**Aim**: Leave out the pictures and repeat the rest of the material exactly.

**Data excerpts**:

========

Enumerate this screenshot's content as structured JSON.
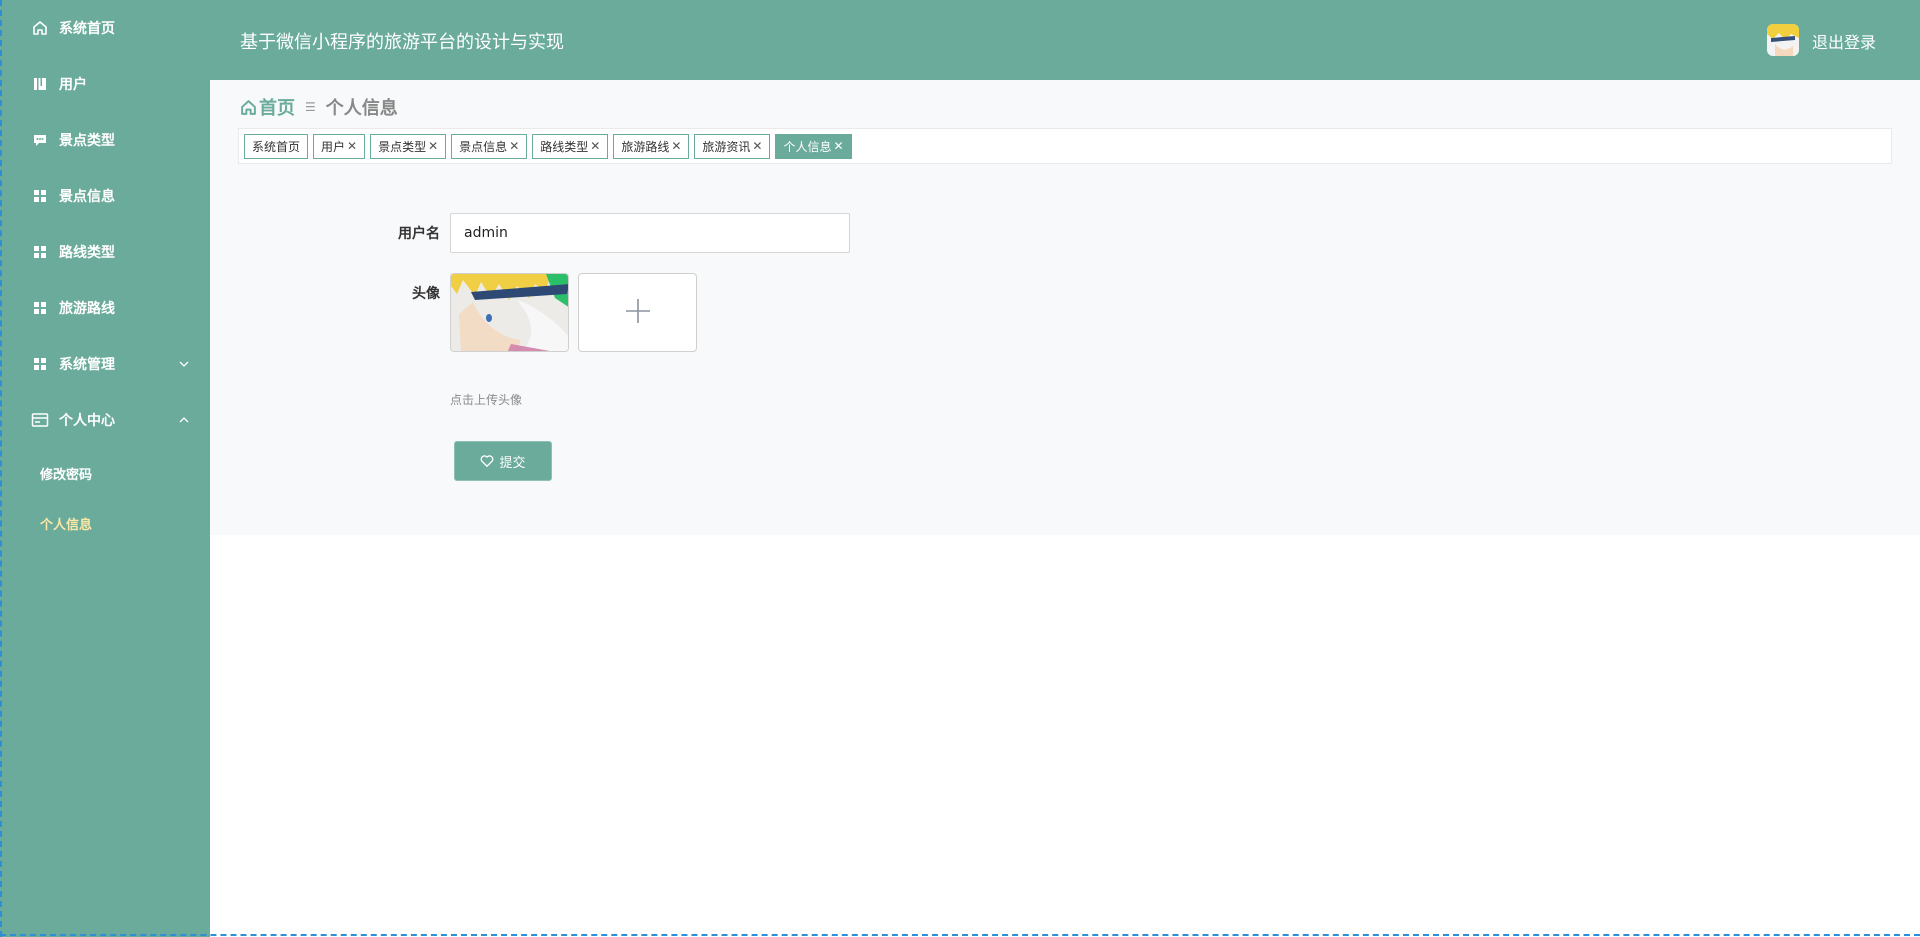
{
  "app": {
    "title": "基于微信小程序的旅游平台的设计与实现",
    "logout_label": "退出登录"
  },
  "sidebar": {
    "items": [
      {
        "label": "系统首页",
        "icon": "home-icon"
      },
      {
        "label": "用户",
        "icon": "book-icon"
      },
      {
        "label": "景点类型",
        "icon": "chat-icon"
      },
      {
        "label": "景点信息",
        "icon": "grid-icon"
      },
      {
        "label": "路线类型",
        "icon": "grid-icon"
      },
      {
        "label": "旅游路线",
        "icon": "grid-icon"
      },
      {
        "label": "系统管理",
        "icon": "grid-icon",
        "expanded": false
      },
      {
        "label": "个人中心",
        "icon": "card-icon",
        "expanded": true
      }
    ],
    "sub_items": [
      {
        "label": "修改密码",
        "active": false
      },
      {
        "label": "个人信息",
        "active": true
      }
    ]
  },
  "breadcrumb": {
    "home": "首页",
    "current": "个人信息"
  },
  "tags": [
    {
      "label": "系统首页",
      "closable": false
    },
    {
      "label": "用户",
      "closable": true
    },
    {
      "label": "景点类型",
      "closable": true
    },
    {
      "label": "景点信息",
      "closable": true
    },
    {
      "label": "路线类型",
      "closable": true
    },
    {
      "label": "旅游路线",
      "closable": true
    },
    {
      "label": "旅游资讯",
      "closable": true
    },
    {
      "label": "个人信息",
      "closable": true,
      "active": true
    }
  ],
  "form": {
    "username_label": "用户名",
    "username_value": "admin",
    "avatar_label": "头像",
    "upload_hint": "点击上传头像",
    "submit_label": "提交"
  },
  "colors": {
    "primary": "#6aab9b",
    "panel_bg": "#f8f9fb",
    "active_sub": "#fbe7a6"
  }
}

========

**Exercise result**:
Enumerate this screenshot's content as structured JSON.
{
  "app": {
    "title": "基于微信小程序的旅游平台的设计与实现",
    "logout_label": "退出登录"
  },
  "sidebar": {
    "items": [
      {
        "label": "系统首页",
        "icon": "home-icon"
      },
      {
        "label": "用户",
        "icon": "book-icon"
      },
      {
        "label": "景点类型",
        "icon": "chat-icon"
      },
      {
        "label": "景点信息",
        "icon": "grid-icon"
      },
      {
        "label": "路线类型",
        "icon": "grid-icon"
      },
      {
        "label": "旅游路线",
        "icon": "grid-icon"
      },
      {
        "label": "系统管理",
        "icon": "grid-icon",
        "expanded": false
      },
      {
        "label": "个人中心",
        "icon": "card-icon",
        "expanded": true
      }
    ],
    "sub_items": [
      {
        "label": "修改密码",
        "active": false
      },
      {
        "label": "个人信息",
        "active": true
      }
    ]
  },
  "breadcrumb": {
    "home": "首页",
    "current": "个人信息"
  },
  "tags": [
    {
      "label": "系统首页",
      "closable": false
    },
    {
      "label": "用户",
      "closable": true
    },
    {
      "label": "景点类型",
      "closable": true
    },
    {
      "label": "景点信息",
      "closable": true
    },
    {
      "label": "路线类型",
      "closable": true
    },
    {
      "label": "旅游路线",
      "closable": true
    },
    {
      "label": "旅游资讯",
      "closable": true
    },
    {
      "label": "个人信息",
      "closable": true,
      "active": true
    }
  ],
  "form": {
    "username_label": "用户名",
    "username_value": "admin",
    "avatar_label": "头像",
    "upload_hint": "点击上传头像",
    "submit_label": "提交"
  },
  "colors": {
    "primary": "#6aab9b",
    "panel_bg": "#f8f9fb",
    "active_sub": "#fbe7a6"
  }
}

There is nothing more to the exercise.